* _AIM OF THE TASK_
Filter the listing below, copying every line in which the word "name" appears.
------------------------
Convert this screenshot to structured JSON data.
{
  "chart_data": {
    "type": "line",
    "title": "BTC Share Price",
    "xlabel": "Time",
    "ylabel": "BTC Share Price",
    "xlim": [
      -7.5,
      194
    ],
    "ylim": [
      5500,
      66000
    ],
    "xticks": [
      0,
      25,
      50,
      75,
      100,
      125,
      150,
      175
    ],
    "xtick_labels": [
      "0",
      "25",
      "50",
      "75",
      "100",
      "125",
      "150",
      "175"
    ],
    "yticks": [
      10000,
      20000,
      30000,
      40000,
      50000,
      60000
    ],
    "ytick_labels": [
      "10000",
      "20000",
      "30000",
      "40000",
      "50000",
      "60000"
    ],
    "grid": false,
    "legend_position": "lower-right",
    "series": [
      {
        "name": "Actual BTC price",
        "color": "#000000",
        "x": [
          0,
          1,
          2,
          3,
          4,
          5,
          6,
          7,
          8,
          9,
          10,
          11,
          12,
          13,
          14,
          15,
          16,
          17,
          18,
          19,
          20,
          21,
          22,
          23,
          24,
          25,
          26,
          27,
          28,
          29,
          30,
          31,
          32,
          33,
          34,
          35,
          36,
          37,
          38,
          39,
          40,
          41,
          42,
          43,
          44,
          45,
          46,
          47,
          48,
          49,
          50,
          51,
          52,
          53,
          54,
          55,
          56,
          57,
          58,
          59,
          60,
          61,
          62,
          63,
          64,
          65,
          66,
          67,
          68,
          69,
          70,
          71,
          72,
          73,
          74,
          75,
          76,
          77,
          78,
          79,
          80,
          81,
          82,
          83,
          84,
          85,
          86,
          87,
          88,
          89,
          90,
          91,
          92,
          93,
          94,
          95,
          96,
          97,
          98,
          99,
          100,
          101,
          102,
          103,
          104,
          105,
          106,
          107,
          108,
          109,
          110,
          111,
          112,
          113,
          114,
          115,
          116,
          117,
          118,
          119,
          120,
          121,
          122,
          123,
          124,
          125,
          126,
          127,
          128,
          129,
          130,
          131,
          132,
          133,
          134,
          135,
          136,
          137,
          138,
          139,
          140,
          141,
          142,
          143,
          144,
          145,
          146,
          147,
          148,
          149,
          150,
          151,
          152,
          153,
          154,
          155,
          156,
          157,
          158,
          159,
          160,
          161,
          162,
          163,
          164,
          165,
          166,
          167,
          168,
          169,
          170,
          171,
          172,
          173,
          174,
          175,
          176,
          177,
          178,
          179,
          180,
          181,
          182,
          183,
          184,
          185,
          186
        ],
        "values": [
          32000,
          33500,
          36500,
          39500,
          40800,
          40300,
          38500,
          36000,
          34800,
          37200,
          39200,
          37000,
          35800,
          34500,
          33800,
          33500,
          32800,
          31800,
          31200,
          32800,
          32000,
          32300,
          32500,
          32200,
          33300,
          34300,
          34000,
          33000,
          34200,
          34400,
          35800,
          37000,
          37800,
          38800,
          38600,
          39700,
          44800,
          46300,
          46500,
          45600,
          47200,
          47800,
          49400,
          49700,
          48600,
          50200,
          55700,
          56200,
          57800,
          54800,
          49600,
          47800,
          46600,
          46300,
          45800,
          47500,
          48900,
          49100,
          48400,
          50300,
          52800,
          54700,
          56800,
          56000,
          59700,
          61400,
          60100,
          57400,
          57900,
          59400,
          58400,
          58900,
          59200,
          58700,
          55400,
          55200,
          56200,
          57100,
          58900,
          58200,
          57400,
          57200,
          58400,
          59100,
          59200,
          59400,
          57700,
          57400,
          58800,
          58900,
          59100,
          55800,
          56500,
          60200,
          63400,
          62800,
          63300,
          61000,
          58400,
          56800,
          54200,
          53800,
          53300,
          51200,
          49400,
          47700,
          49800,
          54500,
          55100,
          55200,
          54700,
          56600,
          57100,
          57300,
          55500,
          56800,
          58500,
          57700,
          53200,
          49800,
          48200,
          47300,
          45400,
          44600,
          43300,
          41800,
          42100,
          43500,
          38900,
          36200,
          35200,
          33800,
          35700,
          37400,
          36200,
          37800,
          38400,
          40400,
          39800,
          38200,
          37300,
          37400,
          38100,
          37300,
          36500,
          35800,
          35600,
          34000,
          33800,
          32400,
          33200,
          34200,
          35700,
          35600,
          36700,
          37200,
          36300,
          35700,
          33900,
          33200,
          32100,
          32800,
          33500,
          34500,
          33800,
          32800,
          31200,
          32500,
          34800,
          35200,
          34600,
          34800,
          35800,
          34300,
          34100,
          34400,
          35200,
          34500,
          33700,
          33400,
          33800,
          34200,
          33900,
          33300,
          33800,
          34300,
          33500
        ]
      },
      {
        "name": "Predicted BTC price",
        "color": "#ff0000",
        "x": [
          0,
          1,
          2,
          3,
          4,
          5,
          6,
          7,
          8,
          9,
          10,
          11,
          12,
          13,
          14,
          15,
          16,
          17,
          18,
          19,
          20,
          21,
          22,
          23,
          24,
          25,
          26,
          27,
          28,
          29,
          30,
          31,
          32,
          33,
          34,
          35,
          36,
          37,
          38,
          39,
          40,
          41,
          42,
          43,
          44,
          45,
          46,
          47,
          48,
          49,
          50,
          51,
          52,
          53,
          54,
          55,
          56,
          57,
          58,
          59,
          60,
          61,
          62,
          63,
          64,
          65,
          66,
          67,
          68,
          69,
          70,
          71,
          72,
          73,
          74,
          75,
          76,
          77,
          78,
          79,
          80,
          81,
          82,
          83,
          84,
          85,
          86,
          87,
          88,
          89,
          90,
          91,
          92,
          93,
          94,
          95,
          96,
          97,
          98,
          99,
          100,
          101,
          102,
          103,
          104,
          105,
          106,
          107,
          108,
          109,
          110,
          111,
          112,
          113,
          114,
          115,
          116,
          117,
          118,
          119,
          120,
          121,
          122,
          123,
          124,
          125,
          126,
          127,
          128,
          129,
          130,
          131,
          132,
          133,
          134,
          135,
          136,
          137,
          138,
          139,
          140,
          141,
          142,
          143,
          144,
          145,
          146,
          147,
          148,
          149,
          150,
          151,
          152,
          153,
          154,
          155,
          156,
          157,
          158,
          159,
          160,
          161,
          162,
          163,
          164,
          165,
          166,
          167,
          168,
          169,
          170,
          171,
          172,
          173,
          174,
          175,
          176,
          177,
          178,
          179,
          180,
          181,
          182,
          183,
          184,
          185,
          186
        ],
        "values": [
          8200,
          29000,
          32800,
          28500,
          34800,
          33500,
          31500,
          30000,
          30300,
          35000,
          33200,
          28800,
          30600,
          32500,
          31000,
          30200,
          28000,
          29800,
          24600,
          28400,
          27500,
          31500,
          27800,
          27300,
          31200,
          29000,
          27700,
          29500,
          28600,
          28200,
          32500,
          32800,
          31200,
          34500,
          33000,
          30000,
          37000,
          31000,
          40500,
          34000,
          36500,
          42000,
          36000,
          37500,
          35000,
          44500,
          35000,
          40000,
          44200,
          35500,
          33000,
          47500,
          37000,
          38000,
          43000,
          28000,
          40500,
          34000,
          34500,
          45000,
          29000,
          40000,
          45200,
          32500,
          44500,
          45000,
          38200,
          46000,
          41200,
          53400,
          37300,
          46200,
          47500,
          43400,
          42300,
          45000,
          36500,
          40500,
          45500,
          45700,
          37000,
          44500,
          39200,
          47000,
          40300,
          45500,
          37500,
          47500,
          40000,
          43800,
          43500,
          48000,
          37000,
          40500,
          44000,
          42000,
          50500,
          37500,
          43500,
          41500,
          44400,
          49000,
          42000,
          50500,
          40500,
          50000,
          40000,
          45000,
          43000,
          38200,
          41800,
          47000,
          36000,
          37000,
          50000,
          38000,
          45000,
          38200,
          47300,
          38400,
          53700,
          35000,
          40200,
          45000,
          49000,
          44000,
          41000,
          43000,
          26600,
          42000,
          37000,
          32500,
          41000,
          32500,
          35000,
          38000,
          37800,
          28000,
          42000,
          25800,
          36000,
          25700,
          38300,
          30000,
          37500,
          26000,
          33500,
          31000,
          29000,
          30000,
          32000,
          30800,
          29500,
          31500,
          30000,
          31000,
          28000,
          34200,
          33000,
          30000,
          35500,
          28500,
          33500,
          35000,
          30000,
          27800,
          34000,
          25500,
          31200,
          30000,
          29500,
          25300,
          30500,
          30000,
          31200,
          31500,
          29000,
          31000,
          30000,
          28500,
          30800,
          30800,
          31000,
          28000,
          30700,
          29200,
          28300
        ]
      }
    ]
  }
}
------------------------
* _THE OUTPUT_
        "name": "Actual BTC price",
        "name": "Predicted BTC price",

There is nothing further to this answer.